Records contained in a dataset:

*-*-*

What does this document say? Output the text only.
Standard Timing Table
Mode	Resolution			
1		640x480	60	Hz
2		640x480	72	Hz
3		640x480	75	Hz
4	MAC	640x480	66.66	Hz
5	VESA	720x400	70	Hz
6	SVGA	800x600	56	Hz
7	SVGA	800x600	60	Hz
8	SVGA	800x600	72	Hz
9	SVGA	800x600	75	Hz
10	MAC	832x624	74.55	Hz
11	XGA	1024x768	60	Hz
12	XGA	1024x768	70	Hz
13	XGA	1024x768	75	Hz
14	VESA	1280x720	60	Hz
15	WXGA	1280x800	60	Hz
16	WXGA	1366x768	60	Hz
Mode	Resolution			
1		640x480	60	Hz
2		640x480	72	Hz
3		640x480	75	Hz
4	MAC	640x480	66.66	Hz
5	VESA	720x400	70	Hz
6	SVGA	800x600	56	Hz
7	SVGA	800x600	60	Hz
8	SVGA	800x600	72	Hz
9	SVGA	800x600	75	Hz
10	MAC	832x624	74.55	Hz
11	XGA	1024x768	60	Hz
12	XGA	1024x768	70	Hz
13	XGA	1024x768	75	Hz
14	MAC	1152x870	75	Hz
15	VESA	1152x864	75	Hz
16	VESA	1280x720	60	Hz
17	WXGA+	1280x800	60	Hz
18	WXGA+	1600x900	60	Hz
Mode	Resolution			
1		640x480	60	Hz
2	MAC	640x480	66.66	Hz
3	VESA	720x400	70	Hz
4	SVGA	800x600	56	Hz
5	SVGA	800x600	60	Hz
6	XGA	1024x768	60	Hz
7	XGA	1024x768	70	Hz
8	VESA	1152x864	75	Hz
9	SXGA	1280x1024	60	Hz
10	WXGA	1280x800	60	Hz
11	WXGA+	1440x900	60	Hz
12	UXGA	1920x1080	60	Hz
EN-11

*-*-*

• TASK TO COMPLETE:
Reproduce the material above, every line of it, exactly.

• WORKED ANSWER:
What does this document say? Output the text only.
Standard Timing Table
Mode	Resolution			
1		640x480	60	Hz
2		640x480	72	Hz
3		640x480	75	Hz
4	MAC	640x480	66.66	Hz
5	VESA	720x400	70	Hz
6	SVGA	800x600	56	Hz
7	SVGA	800x600	60	Hz
8	SVGA	800x600	72	Hz
9	SVGA	800x600	75	Hz
10	MAC	832x624	74.55	Hz
11	XGA	1024x768	60	Hz
12	XGA	1024x768	70	Hz
13	XGA	1024x768	75	Hz
14	VESA	1280x720	60	Hz
15	WXGA	1280x800	60	Hz
16	WXGA	1366x768	60	Hz
Mode	Resolution			
1		640x480	60	Hz
2		640x480	72	Hz
3		640x480	75	Hz
4	MAC	640x480	66.66	Hz
5	VESA	720x400	70	Hz
6	SVGA	800x600	56	Hz
7	SVGA	800x600	60	Hz
8	SVGA	800x600	72	Hz
9	SVGA	800x600	75	Hz
10	MAC	832x624	74.55	Hz
11	XGA	1024x768	60	Hz
12	XGA	1024x768	70	Hz
13	XGA	1024x768	75	Hz
14	MAC	1152x870	75	Hz
15	VESA	1152x864	75	Hz
16	VESA	1280x720	60	Hz
17	WXGA+	1280x800	60	Hz
18	WXGA+	1600x900	60	Hz
Mode	Resolution			
1		640x480	60	Hz
2	MAC	640x480	66.66	Hz
3	VESA	720x400	70	Hz
4	SVGA	800x600	56	Hz
5	SVGA	800x600	60	Hz
6	XGA	1024x768	60	Hz
7	XGA	1024x768	70	Hz
8	VESA	1152x864	75	Hz
9	SXGA	1280x1024	60	Hz
10	WXGA	1280x800	60	Hz
11	WXGA+	1440x900	60	Hz
12	UXGA	1920x1080	60	Hz
EN-11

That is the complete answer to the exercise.